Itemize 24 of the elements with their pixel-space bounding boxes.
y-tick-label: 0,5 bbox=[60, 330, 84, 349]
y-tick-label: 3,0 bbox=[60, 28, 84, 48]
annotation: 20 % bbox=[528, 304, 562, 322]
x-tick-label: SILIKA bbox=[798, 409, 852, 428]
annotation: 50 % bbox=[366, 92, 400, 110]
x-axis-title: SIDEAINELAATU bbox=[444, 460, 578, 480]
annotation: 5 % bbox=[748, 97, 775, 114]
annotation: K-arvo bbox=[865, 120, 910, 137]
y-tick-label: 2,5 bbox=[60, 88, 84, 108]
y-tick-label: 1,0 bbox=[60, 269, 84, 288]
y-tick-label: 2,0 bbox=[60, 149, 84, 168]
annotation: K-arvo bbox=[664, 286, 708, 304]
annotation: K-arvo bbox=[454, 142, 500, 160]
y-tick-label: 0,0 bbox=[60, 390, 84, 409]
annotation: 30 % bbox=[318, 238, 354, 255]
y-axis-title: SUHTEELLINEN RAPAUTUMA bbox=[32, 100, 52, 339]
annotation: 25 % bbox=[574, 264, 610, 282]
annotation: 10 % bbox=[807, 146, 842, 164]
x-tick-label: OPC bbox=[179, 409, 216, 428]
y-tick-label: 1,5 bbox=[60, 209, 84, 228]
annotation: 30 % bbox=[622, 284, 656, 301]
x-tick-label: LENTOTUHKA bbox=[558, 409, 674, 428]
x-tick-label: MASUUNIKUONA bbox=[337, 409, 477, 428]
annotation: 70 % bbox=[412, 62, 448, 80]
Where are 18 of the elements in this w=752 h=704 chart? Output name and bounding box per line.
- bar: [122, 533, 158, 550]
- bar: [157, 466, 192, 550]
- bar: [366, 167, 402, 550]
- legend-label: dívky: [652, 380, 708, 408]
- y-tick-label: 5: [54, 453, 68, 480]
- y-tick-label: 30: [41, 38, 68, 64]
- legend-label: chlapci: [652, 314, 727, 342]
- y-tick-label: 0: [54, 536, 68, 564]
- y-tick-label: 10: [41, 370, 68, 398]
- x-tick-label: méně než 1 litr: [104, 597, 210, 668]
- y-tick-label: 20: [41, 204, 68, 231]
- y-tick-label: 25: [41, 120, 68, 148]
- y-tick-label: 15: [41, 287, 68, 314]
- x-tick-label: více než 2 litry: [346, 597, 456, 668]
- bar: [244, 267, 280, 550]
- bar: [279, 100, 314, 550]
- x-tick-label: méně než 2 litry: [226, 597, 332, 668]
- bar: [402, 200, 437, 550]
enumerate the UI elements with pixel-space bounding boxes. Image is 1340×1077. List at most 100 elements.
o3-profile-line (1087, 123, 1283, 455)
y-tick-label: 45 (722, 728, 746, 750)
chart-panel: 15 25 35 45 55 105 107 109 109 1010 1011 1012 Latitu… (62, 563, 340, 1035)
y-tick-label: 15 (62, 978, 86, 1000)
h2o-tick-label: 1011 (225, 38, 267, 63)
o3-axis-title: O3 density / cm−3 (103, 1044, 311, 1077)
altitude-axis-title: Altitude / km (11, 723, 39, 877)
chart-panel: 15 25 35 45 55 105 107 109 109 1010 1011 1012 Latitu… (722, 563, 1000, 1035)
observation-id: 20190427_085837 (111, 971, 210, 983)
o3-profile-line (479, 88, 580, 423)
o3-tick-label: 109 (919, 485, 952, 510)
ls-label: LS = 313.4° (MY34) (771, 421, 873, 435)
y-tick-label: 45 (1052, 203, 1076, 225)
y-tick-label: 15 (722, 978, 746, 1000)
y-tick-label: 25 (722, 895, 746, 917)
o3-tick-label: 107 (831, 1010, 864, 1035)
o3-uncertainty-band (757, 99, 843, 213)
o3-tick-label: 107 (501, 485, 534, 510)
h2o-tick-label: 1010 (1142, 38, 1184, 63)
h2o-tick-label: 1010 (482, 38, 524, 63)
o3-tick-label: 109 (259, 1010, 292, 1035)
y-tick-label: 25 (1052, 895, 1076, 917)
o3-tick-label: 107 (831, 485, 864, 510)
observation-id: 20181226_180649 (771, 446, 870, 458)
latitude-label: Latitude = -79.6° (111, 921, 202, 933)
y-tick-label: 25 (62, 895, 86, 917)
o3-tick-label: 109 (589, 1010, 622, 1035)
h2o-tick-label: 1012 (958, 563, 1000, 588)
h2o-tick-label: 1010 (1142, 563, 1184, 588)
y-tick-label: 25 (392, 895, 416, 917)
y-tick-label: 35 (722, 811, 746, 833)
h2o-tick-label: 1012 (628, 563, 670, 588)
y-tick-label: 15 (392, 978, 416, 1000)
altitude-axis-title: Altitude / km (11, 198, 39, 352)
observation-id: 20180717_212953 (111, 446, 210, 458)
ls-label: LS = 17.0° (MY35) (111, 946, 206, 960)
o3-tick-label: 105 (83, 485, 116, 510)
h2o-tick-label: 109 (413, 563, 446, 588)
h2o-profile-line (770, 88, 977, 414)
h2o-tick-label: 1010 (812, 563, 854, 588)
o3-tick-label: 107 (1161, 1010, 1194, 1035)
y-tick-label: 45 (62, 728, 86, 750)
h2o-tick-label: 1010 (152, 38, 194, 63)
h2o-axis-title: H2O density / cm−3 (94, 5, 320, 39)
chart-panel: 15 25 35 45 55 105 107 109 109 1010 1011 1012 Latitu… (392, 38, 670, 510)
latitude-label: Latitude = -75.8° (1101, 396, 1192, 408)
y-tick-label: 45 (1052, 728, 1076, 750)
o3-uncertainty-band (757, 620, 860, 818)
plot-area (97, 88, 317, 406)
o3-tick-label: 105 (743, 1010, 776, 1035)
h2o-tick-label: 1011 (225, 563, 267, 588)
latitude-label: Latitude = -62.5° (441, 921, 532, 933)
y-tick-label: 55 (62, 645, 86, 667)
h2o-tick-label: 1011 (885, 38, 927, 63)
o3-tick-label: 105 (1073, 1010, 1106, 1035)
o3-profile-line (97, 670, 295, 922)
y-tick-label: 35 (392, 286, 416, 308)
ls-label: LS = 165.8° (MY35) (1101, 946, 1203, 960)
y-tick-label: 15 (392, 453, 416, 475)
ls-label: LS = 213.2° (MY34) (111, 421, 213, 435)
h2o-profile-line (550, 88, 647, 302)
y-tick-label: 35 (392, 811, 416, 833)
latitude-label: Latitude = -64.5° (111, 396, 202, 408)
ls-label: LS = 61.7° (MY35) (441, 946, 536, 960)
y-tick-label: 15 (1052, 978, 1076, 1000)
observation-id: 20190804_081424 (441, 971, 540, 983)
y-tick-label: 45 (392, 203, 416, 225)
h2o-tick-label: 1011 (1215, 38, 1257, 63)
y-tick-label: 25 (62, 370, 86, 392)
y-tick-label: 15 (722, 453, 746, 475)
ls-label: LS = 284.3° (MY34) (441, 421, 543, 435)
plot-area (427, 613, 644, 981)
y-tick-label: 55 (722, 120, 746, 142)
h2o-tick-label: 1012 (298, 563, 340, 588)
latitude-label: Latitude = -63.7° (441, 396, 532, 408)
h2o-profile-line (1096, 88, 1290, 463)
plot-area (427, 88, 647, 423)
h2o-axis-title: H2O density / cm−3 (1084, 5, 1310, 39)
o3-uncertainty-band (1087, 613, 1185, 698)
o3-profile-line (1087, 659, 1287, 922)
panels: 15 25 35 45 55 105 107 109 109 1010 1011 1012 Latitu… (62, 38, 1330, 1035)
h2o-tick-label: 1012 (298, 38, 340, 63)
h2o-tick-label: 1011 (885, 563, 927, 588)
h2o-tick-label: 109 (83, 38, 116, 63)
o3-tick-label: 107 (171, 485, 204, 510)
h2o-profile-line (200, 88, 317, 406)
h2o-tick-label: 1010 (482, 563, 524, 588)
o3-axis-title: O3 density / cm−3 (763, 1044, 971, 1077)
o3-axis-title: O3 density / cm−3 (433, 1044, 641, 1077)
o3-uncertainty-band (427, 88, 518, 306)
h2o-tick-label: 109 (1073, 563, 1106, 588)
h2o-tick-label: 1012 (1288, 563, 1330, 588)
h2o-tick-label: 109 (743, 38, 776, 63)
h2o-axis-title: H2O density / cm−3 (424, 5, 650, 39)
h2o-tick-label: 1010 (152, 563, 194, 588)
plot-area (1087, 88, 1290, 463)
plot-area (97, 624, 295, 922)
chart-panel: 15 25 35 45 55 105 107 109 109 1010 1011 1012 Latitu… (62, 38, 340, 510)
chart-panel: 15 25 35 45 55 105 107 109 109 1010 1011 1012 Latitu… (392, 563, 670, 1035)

- [SHORT PROBLEM] Reproduce the records verbatim, starting with the first line and stopping after the line that contains "y-tick-label: 1,0 bbox=[60, 269, 84, 288]".

- [FINISHED ANSWER]
Itemize 24 of the elements with their pixel-space bounding boxes.
y-tick-label: 0,5 bbox=[60, 330, 84, 349]
y-tick-label: 3,0 bbox=[60, 28, 84, 48]
annotation: 20 % bbox=[528, 304, 562, 322]
x-tick-label: SILIKA bbox=[798, 409, 852, 428]
annotation: 50 % bbox=[366, 92, 400, 110]
x-axis-title: SIDEAINELAATU bbox=[444, 460, 578, 480]
annotation: 5 % bbox=[748, 97, 775, 114]
annotation: K-arvo bbox=[865, 120, 910, 137]
y-tick-label: 2,5 bbox=[60, 88, 84, 108]
y-tick-label: 1,0 bbox=[60, 269, 84, 288]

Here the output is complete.